> [WRITTEN PROBLEM] Copy each line that contains the string "Raising".
┄┄┄┄┄┄┄┄┄┄┄┄┄┄┄┄┄┄┄┄
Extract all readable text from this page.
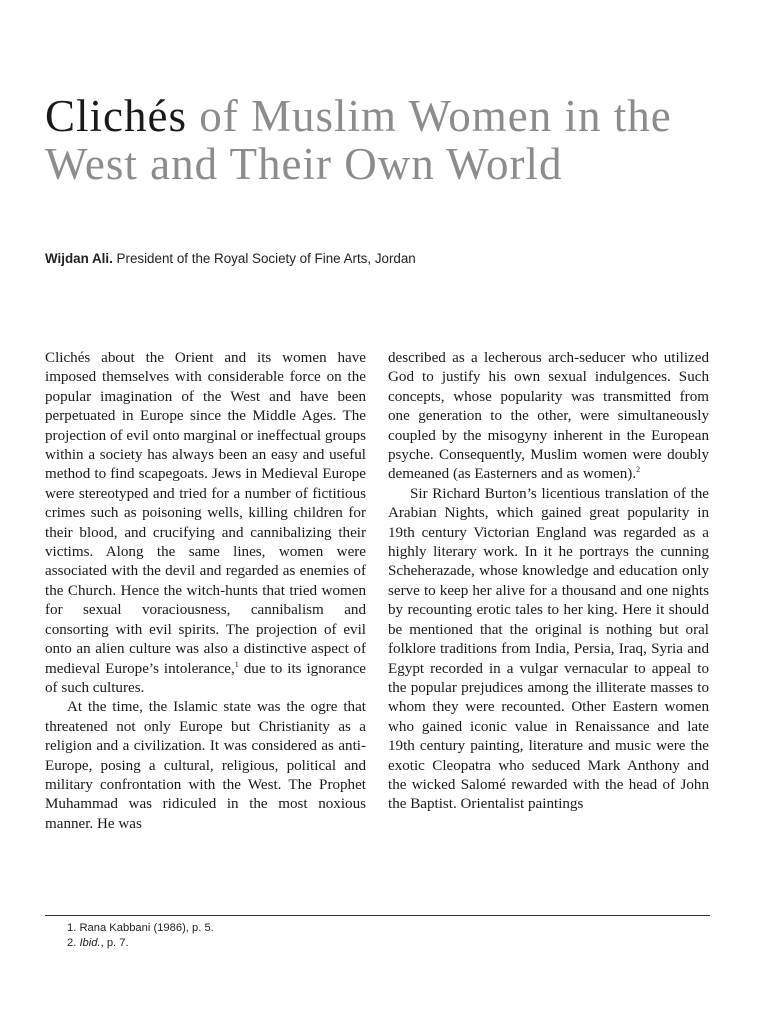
Clichés of Muslim Women in the West and Their Own World

Wijdan Ali. President of the Royal Society of Fine Arts, Jordan

Clichés about the Orient and its women have imposed themselves with considerable force on the popular imagination of the West and have been perpetuated in Europe since the Middle Ages. The projection of evil onto marginal or ineffectual groups within a society has always been an easy and useful method to find scapegoats. Jews in Medieval Europe were stereotyped and tried for a number of fictitious crimes such as poisoning wells, killing children for their blood, and crucifying and cannibalizing their victims. Along the same lines, women were associated with the devil and regarded as enemies of the Church. Hence the witch-hunts that tried women for sexual voraciousness, cannibalism and consorting with evil spirits. The projection of evil onto an alien culture was also a distinctive aspect of medieval Europe’s intolerance,$^1$ due to its ignorance of such cultures.

At the time, the Islamic state was the ogre that threatened not only Europe but Christianity as a religion and a civilization. It was considered as anti-Europe, posing a cultural, religious, political and military confrontation with the West. The Prophet Muhammad was ridiculed in the most noxious manner. He was

described as a lecherous arch-seducer who utilized God to justify his own sexual indulgences. Such concepts, whose popularity was transmitted from one generation to the other, were simultaneously coupled by the misogyny inherent in the European psyche. Consequently, Muslim women were doubly demeaned (as Easterners and as women).$^2$

Sir Richard Burton’s licentious translation of the Arabian Nights, which gained great popularity in 19th century Victorian England was regarded as a highly literary work. In it he portrays the cunning Scheherazade, whose knowledge and education only serve to keep her alive for a thousand and one nights by recounting erotic tales to her king. Here it should be mentioned that the original is nothing but oral folklore traditions from India, Persia, Iraq, Syria and Egypt recorded in a vulgar vernacular to appeal to the popular prejudices among the illiterate masses to whom they were recounted. Other Eastern women who gained iconic value in Renaissance and late 19th century painting, literature and music were the exotic Cleopatra who seduced Mark Anthony and the wicked Salomé rewarded with the head of John the Baptist. Orientalist paintings

1. Rana Kabbani (1986), p. 5.
2. Ibid., p. 7.
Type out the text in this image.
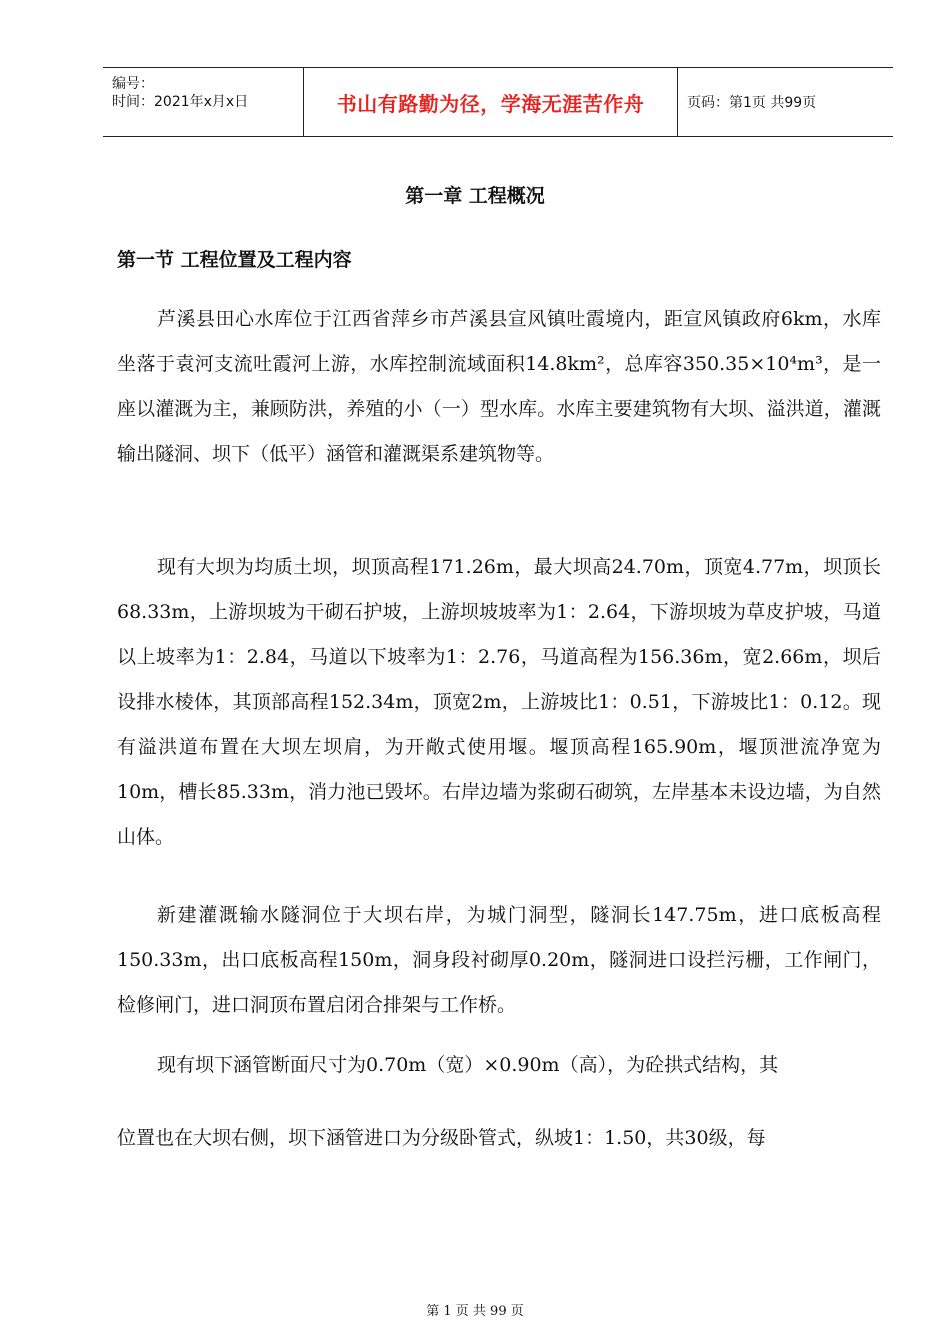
编号：
时间：2021年x月x日	书山有路勤为径，学海无涯苦作舟	页码：第1页 共99页
第一章 工程概况
第一节 工程位置及工程内容

芦溪县田心水库位于江西省萍乡市芦溪县宣风镇吐霞境内，距宣风镇政府6km，水库坐落于袁河支流吐霞河上游，水库控制流域面积14.8km²，总库容350.35×10⁴m³，是一座以灌溉为主，兼顾防洪，养殖的小（一）型水库。水库主要建筑物有大坝、溢洪道，灌溉输出隧洞、坝下（低平）涵管和灌溉渠系建筑物等。

现有大坝为均质土坝，坝顶高程171.26m，最大坝高24.70m，顶宽4.77m，坝顶长68.33m，上游坝坡为干砌石护坡，上游坝坡坡率为1：2.64，下游坝坡为草皮护坡，马道以上坡率为1：2.84，马道以下坡率为1：2.76，马道高程为156.36m，宽2.66m，坝后设排水棱体，其顶部高程152.34m，顶宽2m，上游坡比1：0.51，下游坡比1：0.12。现有溢洪道布置在大坝左坝肩，为开敞式使用堰。堰顶高程165.90m，堰顶泄流净宽为10m，槽长85.33m，消力池已毁坏。右岸边墙为浆砌石砌筑，左岸基本未设边墙，为自然山体。

新建灌溉输水隧洞位于大坝右岸，为城门洞型，隧洞长147.75m，进口底板高程150.33m，出口底板高程150m，洞身段衬砌厚0.20m，隧洞进口设拦污栅，工作闸门，检修闸门，进口洞顶布置启闭合排架与工作桥。

现有坝下涵管断面尺寸为0.70m（宽）×0.90m（高），为砼拱式结构，其

位置也在大坝右侧，坝下涵管进口为分级卧管式，纵坡1：1.50，共30级，每

第 1 页 共 99 页
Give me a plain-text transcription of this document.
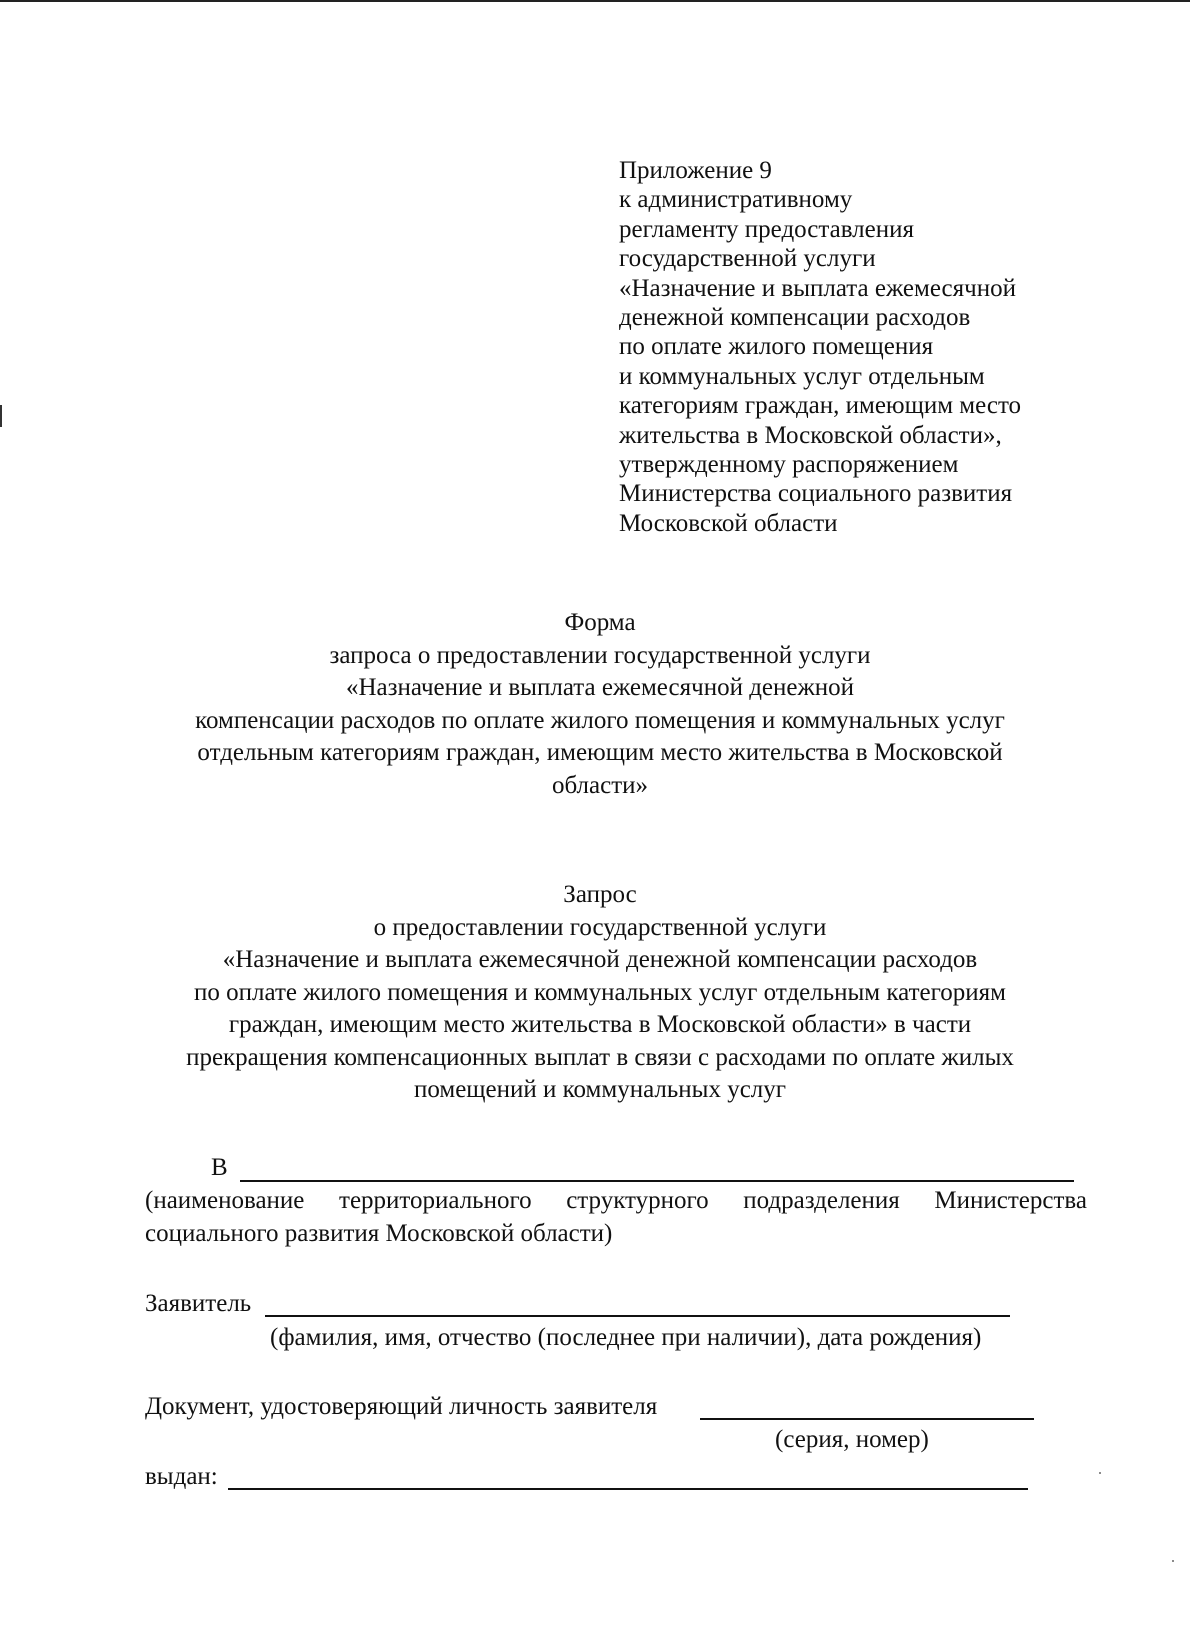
Приложение 9
к административному
регламенту предоставления
государственной услуги
«Назначение и выплата ежемесячной
денежной компенсации расходов
по оплате жилого помещения
и коммунальных услуг отдельным
категориям граждан, имеющим место
жительства в Московской области»,
утвержденному распоряжением
Министерства социального развития
Московской области
Форма
запроса о предоставлении государственной услуги
«Назначение и выплата ежемесячной денежной
компенсации расходов по оплате жилого помещения и коммунальных услуг
отдельным категориям граждан, имеющим место жительства в Московской
области»
Запрос
о предоставлении государственной услуги
«Назначение и выплата ежемесячной денежной компенсации расходов
по оплате жилого помещения и коммунальных услуг отдельным категориям
граждан, имеющим место жительства в Московской области» в части
прекращения компенсационных выплат в связи с расходами по оплате жилых
помещений и коммунальных услуг
В
(наименование территориального структурного подразделения Министерства
социального развития Московской области)
Заявитель
(фамилия, имя, отчество (последнее при наличии), дата рождения)
Документ, удостоверяющий личность заявителя
(серия, номер)
выдан:
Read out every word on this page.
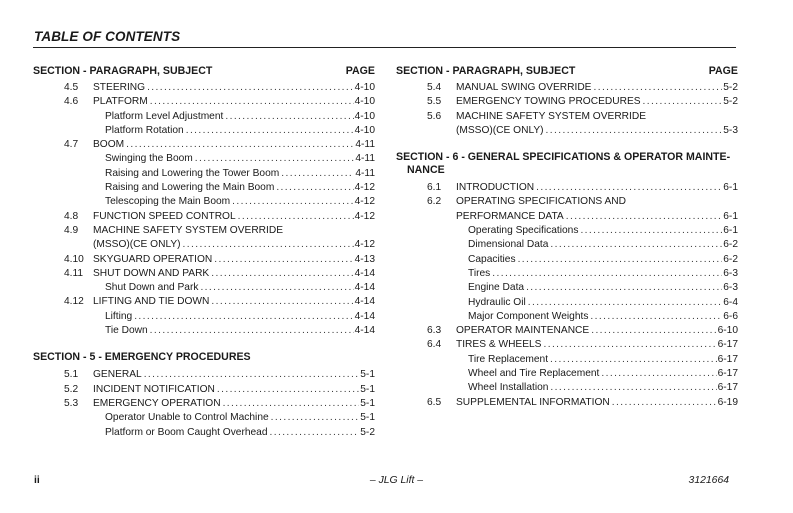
TABLE OF CONTENTS
SECTION - PARAGRAPH, SUBJECT	PAGE
4.5 STEERING .....	4-10
4.6 PLATFORM .....	4-10
Platform Level Adjustment .....	4-10
Platform Rotation .....	4-10
4.7 BOOM .....	4-11
Swinging the Boom .....	4-11
Raising and Lowering the Tower Boom .....	4-11
Raising and Lowering the Main Boom .....	4-12
Telescoping the Main Boom .....	4-12
4.8 FUNCTION SPEED CONTROL .....	4-12
4.9 MACHINE SAFETY SYSTEM OVERRIDE
(MSSO)(CE ONLY) .....	4-12
4.10 SKYGUARD OPERATION .....	4-13
4.11 SHUT DOWN AND PARK .....	4-14
Shut Down and Park .....	4-14
4.12 LIFTING AND TIE DOWN .....	4-14
Lifting .....	4-14
Tie Down .....	4-14
SECTION - 5 - EMERGENCY PROCEDURES
5.1 GENERAL .....	5-1
5.2 INCIDENT NOTIFICATION .....	5-1
5.3 EMERGENCY OPERATION .....	5-1
Operator Unable to Control Machine .....	5-1
Platform or Boom Caught Overhead .....	5-2
SECTION - PARAGRAPH, SUBJECT	PAGE
5.4 MANUAL SWING OVERRIDE .....	5-2
5.5 EMERGENCY TOWING PROCEDURES .....	5-2
5.6 MACHINE SAFETY SYSTEM OVERRIDE
(MSSO)(CE ONLY) .....	5-3
SECTION - 6 - GENERAL SPECIFICATIONS & OPERATOR MAINTE-
NANCE
6.1 INTRODUCTION .....	6-1
6.2 OPERATING SPECIFICATIONS AND
PERFORMANCE DATA .....	6-1
Operating Specifications .....	6-1
Dimensional Data .....	6-2
Capacities .....	6-2
Tires .....	6-3
Engine Data .....	6-3
Hydraulic Oil .....	6-4
Major Component Weights .....	6-6
6.3 OPERATOR MAINTENANCE .....	6-10
6.4 TIRES & WHEELS .....	6-17
Tire Replacement .....	6-17
Wheel and Tire Replacement .....	6-17
Wheel Installation .....	6-17
6.5 SUPPLEMENTAL INFORMATION .....	6-19
ii	– JLG Lift –	3121664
┄┄┄┄┄┄┄┄┄┄┄┄┄┄┄┄┄┄┄┄
> [SOLUTION]
Raising and Lowering the Tower Boom .....	4-11
Raising and Lowering the Main Boom .....	4-12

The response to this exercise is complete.